━━━ Data extract ━━━
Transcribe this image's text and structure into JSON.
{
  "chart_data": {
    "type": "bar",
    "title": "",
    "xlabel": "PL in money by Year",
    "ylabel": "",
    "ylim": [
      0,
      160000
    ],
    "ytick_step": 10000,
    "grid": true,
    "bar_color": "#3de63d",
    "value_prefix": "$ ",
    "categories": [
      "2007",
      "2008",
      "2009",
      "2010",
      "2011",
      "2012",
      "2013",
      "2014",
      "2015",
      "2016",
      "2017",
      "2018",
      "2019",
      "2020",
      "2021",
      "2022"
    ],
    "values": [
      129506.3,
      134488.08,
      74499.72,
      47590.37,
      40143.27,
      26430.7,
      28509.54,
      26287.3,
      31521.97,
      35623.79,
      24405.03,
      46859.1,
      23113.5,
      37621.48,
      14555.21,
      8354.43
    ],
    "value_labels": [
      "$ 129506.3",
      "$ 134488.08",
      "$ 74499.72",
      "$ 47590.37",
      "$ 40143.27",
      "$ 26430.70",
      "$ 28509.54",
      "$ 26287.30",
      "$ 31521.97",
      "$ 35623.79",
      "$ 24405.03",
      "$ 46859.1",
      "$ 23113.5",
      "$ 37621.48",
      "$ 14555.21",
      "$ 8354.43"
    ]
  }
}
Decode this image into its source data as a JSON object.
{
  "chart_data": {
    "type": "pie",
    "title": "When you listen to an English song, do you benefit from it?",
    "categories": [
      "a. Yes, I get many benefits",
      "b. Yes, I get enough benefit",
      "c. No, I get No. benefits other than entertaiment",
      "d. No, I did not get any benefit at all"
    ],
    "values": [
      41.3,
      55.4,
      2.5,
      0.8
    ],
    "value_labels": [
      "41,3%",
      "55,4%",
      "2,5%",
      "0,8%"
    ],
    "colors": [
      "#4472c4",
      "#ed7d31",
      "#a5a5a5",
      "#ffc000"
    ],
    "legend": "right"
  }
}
━━━
» Given exercise
Find the lines that include the string "image", then copy each of them.

» Solution to this exercise
Transcribe this image's text and structure into JSON.
Decode this image into its source data as a JSON object.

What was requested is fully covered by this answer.